§ **What is required**
Write out the listing in full, matching it word for word.

[Extracted data entries]

— START —

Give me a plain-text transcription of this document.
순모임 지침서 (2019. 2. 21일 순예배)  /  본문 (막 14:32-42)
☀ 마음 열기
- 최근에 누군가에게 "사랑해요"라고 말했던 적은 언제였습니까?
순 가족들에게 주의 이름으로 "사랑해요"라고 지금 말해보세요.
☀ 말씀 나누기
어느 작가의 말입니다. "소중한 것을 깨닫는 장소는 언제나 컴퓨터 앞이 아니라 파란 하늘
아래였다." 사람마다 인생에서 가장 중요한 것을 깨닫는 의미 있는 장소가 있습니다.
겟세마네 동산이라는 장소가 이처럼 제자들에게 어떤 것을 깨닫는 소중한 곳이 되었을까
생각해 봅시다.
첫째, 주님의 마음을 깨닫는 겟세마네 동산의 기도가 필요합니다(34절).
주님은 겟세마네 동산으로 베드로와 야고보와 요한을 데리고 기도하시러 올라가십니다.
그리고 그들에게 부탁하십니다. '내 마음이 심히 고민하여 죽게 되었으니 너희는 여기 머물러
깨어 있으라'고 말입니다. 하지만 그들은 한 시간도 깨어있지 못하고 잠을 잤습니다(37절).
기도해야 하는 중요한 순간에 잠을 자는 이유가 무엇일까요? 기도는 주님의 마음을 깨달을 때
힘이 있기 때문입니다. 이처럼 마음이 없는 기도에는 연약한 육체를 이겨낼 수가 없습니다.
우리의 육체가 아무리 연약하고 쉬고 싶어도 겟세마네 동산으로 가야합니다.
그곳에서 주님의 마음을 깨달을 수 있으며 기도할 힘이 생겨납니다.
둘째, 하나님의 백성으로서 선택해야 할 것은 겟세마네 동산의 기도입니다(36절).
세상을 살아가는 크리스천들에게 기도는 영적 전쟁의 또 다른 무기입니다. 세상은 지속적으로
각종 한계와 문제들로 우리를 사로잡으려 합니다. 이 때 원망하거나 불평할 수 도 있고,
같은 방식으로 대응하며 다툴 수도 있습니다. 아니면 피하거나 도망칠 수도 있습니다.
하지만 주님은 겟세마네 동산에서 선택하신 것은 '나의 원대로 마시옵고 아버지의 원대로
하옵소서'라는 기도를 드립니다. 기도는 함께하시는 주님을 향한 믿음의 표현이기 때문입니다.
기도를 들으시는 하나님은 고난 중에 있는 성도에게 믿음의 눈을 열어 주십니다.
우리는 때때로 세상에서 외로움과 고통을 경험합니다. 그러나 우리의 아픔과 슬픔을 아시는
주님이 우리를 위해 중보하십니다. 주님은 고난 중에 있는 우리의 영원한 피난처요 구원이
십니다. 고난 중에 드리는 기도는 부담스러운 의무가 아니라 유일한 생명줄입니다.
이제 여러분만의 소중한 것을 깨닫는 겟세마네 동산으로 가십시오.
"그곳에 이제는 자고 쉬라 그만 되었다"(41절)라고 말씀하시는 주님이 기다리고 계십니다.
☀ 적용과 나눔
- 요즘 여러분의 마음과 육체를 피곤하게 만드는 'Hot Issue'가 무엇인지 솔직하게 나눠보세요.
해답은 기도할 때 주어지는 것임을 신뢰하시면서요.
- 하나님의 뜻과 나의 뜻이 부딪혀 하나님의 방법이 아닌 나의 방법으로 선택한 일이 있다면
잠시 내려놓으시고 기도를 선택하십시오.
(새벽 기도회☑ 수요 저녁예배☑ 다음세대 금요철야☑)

— END —

§ **Task answer**
Give me a plain-text transcription of this document.
순모임 지침서 (2019. 2. 21일 순예배)  /  본문 (막 14:32-42)
☀ 마음 열기
- 최근에 누군가에게 "사랑해요"라고 말했던 적은 언제였습니까?
순 가족들에게 주의 이름으로 "사랑해요"라고 지금 말해보세요.
☀ 말씀 나누기
어느 작가의 말입니다. "소중한 것을 깨닫는 장소는 언제나 컴퓨터 앞이 아니라 파란 하늘
아래였다." 사람마다 인생에서 가장 중요한 것을 깨닫는 의미 있는 장소가 있습니다.
겟세마네 동산이라는 장소가 이처럼 제자들에게 어떤 것을 깨닫는 소중한 곳이 되었을까
생각해 봅시다.
첫째, 주님의 마음을 깨닫는 겟세마네 동산의 기도가 필요합니다(34절).
주님은 겟세마네 동산으로 베드로와 야고보와 요한을 데리고 기도하시러 올라가십니다.
그리고 그들에게 부탁하십니다. '내 마음이 심히 고민하여 죽게 되었으니 너희는 여기 머물러
깨어 있으라'고 말입니다. 하지만 그들은 한 시간도 깨어있지 못하고 잠을 잤습니다(37절).
기도해야 하는 중요한 순간에 잠을 자는 이유가 무엇일까요? 기도는 주님의 마음을 깨달을 때
힘이 있기 때문입니다. 이처럼 마음이 없는 기도에는 연약한 육체를 이겨낼 수가 없습니다.
우리의 육체가 아무리 연약하고 쉬고 싶어도 겟세마네 동산으로 가야합니다.
그곳에서 주님의 마음을 깨달을 수 있으며 기도할 힘이 생겨납니다.
둘째, 하나님의 백성으로서 선택해야 할 것은 겟세마네 동산의 기도입니다(36절).
세상을 살아가는 크리스천들에게 기도는 영적 전쟁의 또 다른 무기입니다. 세상은 지속적으로
각종 한계와 문제들로 우리를 사로잡으려 합니다. 이 때 원망하거나 불평할 수 도 있고,
같은 방식으로 대응하며 다툴 수도 있습니다. 아니면 피하거나 도망칠 수도 있습니다.
하지만 주님은 겟세마네 동산에서 선택하신 것은 '나의 원대로 마시옵고 아버지의 원대로
하옵소서'라는 기도를 드립니다. 기도는 함께하시는 주님을 향한 믿음의 표현이기 때문입니다.
기도를 들으시는 하나님은 고난 중에 있는 성도에게 믿음의 눈을 열어 주십니다.
우리는 때때로 세상에서 외로움과 고통을 경험합니다. 그러나 우리의 아픔과 슬픔을 아시는
주님이 우리를 위해 중보하십니다. 주님은 고난 중에 있는 우리의 영원한 피난처요 구원이
십니다. 고난 중에 드리는 기도는 부담스러운 의무가 아니라 유일한 생명줄입니다.
이제 여러분만의 소중한 것을 깨닫는 겟세마네 동산으로 가십시오.
"그곳에 이제는 자고 쉬라 그만 되었다"(41절)라고 말씀하시는 주님이 기다리고 계십니다.
☀ 적용과 나눔
- 요즘 여러분의 마음과 육체를 피곤하게 만드는 'Hot Issue'가 무엇인지 솔직하게 나눠보세요.
해답은 기도할 때 주어지는 것임을 신뢰하시면서요.
- 하나님의 뜻과 나의 뜻이 부딪혀 하나님의 방법이 아닌 나의 방법으로 선택한 일이 있다면
잠시 내려놓으시고 기도를 선택하십시오.
(새벽 기도회☑ 수요 저녁예배☑ 다음세대 금요철야☑)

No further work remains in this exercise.